**Short exercise**: From the entries provided below, copy each line that contains the word "true".

**Records shown**:
## start
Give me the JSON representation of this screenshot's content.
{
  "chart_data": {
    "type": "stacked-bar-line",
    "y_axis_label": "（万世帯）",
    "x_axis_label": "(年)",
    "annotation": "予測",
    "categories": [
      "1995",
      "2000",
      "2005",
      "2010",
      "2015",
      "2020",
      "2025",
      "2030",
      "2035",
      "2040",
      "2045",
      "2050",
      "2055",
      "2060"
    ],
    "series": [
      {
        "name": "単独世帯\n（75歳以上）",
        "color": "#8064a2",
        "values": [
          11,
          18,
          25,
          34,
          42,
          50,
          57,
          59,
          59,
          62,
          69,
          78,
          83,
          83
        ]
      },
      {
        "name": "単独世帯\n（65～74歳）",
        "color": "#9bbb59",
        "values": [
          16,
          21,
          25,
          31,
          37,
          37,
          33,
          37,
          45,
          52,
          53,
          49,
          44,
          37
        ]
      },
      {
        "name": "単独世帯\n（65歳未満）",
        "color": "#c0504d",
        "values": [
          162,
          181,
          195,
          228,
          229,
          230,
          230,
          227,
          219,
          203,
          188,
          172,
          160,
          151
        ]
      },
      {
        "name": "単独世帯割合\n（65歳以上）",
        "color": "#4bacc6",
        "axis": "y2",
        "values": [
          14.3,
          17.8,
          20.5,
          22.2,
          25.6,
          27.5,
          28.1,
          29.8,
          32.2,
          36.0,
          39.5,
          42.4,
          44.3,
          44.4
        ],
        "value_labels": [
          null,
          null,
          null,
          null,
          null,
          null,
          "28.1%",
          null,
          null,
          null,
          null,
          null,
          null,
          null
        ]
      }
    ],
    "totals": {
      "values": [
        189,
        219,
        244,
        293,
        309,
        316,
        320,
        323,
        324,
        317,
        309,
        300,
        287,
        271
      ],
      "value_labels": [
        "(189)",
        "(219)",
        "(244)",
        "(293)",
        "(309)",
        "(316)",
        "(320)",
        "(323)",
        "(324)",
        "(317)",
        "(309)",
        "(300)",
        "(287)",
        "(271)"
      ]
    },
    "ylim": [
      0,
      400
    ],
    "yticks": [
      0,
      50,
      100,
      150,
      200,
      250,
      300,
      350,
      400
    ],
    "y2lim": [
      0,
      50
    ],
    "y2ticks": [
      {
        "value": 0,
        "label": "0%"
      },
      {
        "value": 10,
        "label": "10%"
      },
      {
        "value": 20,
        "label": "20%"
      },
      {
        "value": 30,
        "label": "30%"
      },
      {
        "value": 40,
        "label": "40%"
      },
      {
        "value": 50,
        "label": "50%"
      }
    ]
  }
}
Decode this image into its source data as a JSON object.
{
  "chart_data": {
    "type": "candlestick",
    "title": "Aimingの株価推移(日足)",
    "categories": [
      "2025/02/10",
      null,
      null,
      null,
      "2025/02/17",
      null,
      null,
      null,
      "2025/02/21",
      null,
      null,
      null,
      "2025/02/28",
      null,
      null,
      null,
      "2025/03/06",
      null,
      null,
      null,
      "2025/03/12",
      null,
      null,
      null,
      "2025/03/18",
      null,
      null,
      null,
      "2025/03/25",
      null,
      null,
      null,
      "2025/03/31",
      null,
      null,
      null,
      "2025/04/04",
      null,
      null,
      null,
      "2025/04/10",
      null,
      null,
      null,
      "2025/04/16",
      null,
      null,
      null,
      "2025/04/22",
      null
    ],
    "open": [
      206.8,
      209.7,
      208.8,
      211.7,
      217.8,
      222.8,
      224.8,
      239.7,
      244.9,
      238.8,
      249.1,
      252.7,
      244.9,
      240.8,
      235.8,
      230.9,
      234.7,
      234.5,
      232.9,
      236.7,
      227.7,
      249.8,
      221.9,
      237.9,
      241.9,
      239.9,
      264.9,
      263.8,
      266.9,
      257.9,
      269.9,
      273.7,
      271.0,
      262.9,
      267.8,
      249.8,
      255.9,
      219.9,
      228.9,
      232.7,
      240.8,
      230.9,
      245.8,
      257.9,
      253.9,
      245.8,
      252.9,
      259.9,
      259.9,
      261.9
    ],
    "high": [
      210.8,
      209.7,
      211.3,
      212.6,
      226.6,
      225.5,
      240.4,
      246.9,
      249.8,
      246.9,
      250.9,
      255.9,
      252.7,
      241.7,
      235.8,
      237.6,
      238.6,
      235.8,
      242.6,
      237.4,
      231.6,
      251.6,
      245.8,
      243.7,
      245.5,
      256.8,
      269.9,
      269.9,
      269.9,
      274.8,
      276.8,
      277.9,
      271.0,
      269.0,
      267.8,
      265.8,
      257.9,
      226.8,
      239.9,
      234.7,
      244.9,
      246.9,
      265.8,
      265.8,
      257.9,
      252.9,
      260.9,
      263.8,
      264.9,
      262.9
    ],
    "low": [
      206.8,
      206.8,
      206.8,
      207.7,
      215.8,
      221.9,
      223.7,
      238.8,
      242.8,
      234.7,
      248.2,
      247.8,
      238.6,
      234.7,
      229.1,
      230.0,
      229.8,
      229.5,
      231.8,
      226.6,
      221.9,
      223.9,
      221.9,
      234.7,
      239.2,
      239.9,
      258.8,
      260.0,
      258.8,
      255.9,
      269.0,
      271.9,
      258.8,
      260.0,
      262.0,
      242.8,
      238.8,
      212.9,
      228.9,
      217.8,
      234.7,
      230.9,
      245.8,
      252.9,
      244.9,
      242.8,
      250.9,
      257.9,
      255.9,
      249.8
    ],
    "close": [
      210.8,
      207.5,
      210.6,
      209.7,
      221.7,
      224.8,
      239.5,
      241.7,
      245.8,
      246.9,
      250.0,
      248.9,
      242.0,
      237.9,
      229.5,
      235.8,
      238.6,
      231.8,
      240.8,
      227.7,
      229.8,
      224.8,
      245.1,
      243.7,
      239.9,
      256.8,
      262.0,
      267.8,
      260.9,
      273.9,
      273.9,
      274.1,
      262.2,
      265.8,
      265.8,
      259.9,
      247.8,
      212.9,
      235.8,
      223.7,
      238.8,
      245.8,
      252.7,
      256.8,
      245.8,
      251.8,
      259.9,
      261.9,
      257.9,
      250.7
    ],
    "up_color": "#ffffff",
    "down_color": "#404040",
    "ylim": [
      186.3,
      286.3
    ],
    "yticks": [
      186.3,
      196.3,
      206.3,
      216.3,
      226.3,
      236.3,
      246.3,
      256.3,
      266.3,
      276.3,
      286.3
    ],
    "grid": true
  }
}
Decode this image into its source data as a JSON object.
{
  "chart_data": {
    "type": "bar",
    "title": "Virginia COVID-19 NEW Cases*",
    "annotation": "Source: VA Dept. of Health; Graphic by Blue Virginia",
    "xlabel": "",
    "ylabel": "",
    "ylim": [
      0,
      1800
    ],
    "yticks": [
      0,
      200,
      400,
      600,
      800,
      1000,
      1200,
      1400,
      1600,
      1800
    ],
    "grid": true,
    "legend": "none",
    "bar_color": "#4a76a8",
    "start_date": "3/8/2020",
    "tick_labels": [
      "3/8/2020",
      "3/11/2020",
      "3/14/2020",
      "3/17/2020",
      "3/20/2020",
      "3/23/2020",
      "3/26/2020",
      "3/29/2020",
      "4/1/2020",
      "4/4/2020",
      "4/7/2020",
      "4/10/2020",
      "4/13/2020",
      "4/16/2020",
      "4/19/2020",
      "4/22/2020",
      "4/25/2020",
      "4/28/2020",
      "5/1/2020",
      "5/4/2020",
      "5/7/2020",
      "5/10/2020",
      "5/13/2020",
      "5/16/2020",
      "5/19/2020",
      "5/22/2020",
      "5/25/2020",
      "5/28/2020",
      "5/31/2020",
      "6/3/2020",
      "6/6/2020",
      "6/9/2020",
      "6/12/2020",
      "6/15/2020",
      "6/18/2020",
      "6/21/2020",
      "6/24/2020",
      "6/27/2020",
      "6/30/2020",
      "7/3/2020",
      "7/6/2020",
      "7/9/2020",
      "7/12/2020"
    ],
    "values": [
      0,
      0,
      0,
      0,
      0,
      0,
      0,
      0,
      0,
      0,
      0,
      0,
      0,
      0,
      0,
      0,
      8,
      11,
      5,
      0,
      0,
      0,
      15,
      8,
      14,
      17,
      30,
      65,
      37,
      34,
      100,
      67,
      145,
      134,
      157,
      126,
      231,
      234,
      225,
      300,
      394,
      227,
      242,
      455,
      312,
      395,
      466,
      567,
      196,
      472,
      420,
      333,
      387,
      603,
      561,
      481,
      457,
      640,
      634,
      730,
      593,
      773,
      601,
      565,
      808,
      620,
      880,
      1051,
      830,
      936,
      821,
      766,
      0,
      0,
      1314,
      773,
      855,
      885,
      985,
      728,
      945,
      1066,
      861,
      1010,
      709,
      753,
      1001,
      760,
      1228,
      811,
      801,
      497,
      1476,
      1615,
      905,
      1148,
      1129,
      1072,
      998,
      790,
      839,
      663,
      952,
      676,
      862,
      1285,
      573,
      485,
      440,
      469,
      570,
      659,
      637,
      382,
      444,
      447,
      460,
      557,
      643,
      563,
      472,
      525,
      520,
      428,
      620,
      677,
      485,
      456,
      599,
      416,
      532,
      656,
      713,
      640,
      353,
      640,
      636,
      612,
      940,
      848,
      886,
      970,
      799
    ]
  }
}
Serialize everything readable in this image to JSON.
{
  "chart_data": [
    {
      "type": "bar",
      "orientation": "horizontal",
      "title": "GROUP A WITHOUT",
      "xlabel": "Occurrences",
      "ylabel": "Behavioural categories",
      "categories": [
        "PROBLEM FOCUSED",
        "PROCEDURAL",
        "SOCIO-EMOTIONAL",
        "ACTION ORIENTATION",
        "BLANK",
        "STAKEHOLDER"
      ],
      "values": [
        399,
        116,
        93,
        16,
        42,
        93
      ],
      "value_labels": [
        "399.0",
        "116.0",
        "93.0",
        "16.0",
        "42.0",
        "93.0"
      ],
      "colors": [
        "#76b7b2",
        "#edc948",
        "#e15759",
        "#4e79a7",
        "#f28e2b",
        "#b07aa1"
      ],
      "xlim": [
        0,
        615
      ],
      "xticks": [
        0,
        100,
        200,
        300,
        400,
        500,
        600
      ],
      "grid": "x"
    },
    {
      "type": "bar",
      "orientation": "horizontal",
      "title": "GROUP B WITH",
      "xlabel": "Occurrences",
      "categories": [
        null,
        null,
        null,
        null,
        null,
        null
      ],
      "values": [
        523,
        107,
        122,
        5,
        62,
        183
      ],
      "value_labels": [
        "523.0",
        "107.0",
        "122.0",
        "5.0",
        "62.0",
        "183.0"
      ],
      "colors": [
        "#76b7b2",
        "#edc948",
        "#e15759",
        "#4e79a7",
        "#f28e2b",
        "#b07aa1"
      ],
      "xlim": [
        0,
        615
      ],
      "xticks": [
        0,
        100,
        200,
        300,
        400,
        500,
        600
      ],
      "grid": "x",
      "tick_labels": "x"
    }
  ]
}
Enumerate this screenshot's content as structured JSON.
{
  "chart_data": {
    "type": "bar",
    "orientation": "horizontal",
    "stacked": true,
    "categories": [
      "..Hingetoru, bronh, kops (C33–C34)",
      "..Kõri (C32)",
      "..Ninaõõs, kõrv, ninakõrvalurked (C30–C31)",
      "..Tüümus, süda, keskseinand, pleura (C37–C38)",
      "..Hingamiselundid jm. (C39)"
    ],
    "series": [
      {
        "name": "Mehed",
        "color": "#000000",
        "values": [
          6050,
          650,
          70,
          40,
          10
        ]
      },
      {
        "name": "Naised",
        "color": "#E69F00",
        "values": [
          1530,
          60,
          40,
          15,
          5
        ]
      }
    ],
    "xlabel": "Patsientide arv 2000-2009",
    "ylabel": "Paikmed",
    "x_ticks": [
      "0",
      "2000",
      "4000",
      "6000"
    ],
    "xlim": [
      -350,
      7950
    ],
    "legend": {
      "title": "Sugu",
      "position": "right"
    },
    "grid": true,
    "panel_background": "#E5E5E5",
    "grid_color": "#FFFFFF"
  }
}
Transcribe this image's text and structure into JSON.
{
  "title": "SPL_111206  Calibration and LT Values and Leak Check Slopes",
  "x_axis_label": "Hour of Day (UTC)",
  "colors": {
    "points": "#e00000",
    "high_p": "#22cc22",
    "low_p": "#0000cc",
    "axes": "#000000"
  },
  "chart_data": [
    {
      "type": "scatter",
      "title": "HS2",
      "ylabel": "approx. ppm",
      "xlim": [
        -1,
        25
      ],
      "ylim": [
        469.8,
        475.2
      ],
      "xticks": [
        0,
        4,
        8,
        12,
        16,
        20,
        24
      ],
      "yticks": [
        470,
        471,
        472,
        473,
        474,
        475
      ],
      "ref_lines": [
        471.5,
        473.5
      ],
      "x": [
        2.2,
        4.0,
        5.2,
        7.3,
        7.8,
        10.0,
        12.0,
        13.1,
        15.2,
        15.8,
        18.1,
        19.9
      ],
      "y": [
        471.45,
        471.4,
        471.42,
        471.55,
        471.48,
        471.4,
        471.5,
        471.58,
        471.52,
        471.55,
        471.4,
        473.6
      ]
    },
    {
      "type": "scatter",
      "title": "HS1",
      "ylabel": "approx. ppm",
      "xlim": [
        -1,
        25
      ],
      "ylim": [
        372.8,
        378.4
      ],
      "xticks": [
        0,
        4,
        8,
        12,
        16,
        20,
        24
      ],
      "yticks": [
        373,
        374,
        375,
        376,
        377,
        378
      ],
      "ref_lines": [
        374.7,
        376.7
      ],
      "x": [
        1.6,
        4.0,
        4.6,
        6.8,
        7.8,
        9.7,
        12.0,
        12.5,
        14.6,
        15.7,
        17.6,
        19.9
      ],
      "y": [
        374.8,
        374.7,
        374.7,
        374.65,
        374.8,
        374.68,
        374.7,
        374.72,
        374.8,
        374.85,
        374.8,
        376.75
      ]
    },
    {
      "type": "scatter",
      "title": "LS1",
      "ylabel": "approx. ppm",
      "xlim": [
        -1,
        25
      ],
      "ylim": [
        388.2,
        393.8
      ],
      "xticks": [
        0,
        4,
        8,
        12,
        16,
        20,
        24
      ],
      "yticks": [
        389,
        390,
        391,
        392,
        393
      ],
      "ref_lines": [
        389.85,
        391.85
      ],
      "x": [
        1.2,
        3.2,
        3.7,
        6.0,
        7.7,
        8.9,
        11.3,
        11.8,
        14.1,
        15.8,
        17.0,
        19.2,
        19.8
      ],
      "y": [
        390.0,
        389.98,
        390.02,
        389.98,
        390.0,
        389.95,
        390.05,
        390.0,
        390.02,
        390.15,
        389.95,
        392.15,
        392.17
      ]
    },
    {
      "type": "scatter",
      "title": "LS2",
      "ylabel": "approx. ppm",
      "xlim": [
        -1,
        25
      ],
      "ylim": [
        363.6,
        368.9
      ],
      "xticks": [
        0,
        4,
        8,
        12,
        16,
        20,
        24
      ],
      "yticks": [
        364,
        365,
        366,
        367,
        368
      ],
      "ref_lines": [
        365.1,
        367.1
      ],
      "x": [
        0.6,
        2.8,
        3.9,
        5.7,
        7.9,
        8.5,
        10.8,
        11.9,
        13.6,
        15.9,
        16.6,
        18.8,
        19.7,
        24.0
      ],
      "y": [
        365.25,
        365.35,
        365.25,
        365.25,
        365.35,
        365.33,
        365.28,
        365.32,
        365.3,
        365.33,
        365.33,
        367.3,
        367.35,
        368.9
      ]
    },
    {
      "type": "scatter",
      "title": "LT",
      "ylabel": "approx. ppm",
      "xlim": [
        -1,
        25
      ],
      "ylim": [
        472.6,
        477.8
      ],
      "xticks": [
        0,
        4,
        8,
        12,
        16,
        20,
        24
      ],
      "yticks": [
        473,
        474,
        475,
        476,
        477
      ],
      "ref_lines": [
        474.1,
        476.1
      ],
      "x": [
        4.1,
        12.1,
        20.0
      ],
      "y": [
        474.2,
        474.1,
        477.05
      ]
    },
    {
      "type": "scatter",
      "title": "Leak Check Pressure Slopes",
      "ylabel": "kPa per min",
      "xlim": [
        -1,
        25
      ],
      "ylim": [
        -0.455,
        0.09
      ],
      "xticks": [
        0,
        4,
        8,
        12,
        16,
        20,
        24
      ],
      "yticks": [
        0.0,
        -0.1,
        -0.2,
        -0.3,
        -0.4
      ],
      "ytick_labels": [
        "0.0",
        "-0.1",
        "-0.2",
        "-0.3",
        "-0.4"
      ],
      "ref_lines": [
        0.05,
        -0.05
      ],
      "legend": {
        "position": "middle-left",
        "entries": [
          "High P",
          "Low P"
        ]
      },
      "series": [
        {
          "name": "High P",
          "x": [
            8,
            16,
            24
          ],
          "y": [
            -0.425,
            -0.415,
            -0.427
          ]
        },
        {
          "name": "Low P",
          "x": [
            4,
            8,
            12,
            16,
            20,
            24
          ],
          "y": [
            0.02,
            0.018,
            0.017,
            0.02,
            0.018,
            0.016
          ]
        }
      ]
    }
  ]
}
## end
**Written answer**:
    "grid": true
    "grid": true,
    "stacked": true,
    "grid": true,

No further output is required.